======== TEXT

Meet the Press Panel Melts Down Over Trump's 'Performative Narcissism'

Shortly after interviewing Counselor to the President Kellyanne Conway, Meet the Press host Chuck Todd brought in his panel to discuss the immigration crisis at the southern border. While the panel was split on whether or not there actually is a crisis on the border, they all seemed united in their contempt for President Trump, melting down over his “performative narcissism” and warning of a “genuine democratic crisis” because of his “lack of governance.”

Todd began the conversation by describing Conway as somebody who “represented an administration that...wants to do something, wants to do a deal but her boss doesn’t sound like somebody that wants to do a deal.” New York Times columnist David Brooks outlined what would happen in a “magical fantasy land where we have a President who cares about solving other people’s problems” before trashing President Trump: “President Trump sees every problem as a chance for his own performative narcissism, as a chance for him to show...what a man he is.”

Brooks also accused the President of trying to “deter immigration through cruelty,” arguing “that’s why we have this problem.”

Eugene Robinson of The Washington Post repeatedly dismissed the idea of a crisis on the border. According to Robinson, “we’re a country of 330 million people, you know, richest, most powerful country on Earth. Yes, we can deal with 50,000 families, you know...people on the border...Let’s build the facilities and put the people in place and let’s get it done.”

================

PROBLEMS TO SOLVE
1. Recast the listing, from its first line up to and including the line with "logo: Labo: La [360, 41, 407, 85]", as a two-column CSV with the headers instruction and output. Give one row for each instruction and its answer, each in a single quoted field with line breaks replaced by spaces.
2. Continue the article about the Meet the Press panel from where it stops.

======== MATERIAL SHOWN

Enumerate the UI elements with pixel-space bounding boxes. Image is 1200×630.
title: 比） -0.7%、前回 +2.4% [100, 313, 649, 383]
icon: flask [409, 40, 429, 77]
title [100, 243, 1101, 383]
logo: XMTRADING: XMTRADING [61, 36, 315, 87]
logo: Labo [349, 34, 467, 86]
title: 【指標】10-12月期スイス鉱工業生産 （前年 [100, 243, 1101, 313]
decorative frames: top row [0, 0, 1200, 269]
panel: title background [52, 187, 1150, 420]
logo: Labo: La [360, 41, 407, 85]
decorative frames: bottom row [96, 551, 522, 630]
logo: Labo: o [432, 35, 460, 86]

================

ANSWERS FOR THE EXERCISE
1.
instruction,output
"Enumerate the UI elements with pixel-space bounding boxes. Image is 1200×630.","title: 比） -0.7%、前回 +2.4% [100, 313, 649, 383] icon: flask [409, 40, 429, 77] title [100, 243, 1101, 383] logo: XMTRADING: XMTRADING [61, 36, 315, 87] logo: Labo [349, 34, 467, 86] title: 【指標】10-12月期スイス鉱工業生産 （前年 [100, 243, 1101, 313] decorative frames: top row [0, 0, 1200, 269] panel: title background [52, 187, 1150, 420] logo: Labo: La [360, 41, 407, 85]"

2.
While Danielle Pletka of The American Enterprise Institute argued that the situation at the border is “a genuine crisis,” she accused President Trump of widening “the chasm between himself and proper governance” and warned of “another year and a half of mismanagement...lack of governance...and of genuine democratic crisis.”

While Brooks did not hesitate to trash President Trump, he also focused on the Democrats’ inaction when it comes to solving the problem; calling them “strangely mute on what to do.” Robinson was unmoved by the points of the other panelists; declaring “I don’t think it is an open borders position...to question the use of the word crisis” before reiterating his earlier talking points: “It’s a lot of people who are coming in but we are able to handle it.”

 

 

Brooks disagreed with Robinson’s claim that “we are able to handle it,” reminding him “there are 700,000 people coming this year and they’ll wait until 2021 to get a hearing.” Pletka closed the immigration conversation by calling the situation at the border “a crisis in every sense of the word.”  Robinson did not get a chance to respond to Pletka but if he did, he likely would have agreed with her argument that “we shouldn’t get into semantics” about the word crisis and continued to downplay the situation at the border as a nothing burger.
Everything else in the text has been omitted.